## TASK TO CARRY OUT
Locate each line holding the string "Events" and copy it.

## Data excerpts
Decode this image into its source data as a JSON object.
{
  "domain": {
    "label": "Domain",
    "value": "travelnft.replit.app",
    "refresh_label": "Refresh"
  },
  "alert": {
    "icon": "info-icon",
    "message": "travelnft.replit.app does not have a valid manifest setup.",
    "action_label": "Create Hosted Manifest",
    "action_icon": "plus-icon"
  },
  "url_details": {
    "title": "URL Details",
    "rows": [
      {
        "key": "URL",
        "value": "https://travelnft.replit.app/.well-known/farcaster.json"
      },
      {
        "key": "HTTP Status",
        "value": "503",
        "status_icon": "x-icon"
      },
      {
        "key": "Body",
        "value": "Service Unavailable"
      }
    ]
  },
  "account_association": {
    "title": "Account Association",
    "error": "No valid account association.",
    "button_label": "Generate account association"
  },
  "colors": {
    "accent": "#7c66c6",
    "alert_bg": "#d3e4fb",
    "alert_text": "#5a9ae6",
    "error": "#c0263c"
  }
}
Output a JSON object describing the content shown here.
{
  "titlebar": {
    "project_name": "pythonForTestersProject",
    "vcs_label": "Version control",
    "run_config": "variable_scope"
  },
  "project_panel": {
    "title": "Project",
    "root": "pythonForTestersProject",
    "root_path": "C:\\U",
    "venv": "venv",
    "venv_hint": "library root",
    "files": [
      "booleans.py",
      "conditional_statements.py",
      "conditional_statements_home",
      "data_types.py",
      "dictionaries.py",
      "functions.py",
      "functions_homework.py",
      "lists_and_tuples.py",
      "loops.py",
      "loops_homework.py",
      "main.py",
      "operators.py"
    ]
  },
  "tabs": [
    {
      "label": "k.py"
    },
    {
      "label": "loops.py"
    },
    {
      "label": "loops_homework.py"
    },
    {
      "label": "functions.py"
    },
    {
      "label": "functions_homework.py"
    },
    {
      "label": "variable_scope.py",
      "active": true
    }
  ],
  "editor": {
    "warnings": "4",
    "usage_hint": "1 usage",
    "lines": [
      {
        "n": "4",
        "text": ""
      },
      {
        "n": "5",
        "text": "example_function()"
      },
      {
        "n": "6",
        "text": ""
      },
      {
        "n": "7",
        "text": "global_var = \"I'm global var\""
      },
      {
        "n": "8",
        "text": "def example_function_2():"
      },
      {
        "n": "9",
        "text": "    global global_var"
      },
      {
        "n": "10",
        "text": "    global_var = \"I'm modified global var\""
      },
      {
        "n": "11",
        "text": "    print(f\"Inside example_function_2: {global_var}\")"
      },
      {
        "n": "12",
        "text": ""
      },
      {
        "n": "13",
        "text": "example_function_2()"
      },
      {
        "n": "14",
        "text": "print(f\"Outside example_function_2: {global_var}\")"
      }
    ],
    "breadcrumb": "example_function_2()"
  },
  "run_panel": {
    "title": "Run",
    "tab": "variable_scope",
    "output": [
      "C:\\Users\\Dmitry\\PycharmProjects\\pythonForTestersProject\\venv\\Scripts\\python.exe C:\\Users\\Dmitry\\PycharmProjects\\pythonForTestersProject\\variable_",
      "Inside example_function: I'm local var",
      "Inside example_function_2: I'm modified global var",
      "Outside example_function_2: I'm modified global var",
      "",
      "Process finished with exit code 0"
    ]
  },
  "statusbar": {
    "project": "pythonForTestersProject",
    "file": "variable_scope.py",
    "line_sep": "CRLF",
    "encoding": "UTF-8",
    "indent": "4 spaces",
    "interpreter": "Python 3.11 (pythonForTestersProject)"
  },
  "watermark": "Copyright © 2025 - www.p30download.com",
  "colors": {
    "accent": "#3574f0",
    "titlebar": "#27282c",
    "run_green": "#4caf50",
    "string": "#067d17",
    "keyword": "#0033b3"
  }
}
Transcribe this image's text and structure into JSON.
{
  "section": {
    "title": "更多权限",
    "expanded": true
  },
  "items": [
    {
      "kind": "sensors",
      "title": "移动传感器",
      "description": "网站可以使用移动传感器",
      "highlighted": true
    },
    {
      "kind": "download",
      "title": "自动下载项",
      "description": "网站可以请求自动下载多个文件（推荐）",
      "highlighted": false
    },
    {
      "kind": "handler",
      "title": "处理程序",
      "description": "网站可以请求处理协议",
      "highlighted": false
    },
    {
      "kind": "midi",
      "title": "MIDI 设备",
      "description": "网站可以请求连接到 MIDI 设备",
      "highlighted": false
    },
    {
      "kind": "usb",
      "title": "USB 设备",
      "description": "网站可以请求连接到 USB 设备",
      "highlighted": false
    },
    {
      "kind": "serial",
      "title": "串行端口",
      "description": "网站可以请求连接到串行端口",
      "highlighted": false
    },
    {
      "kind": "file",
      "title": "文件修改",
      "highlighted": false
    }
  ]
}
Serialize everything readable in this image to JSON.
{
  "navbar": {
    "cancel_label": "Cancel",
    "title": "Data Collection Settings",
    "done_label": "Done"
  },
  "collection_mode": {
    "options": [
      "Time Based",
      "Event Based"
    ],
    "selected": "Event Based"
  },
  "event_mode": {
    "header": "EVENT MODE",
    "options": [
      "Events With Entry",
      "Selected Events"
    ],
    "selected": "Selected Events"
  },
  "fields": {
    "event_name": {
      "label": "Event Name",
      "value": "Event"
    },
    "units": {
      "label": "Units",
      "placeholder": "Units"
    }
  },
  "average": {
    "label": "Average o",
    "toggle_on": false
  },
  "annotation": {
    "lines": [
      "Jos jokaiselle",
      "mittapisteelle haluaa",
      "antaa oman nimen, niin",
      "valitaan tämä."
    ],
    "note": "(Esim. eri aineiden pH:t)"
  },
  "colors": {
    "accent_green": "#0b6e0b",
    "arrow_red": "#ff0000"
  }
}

## RESULT OF THIS TASK
      "Events With Entry",
      "Selected Events"
    "selected": "Selected Events"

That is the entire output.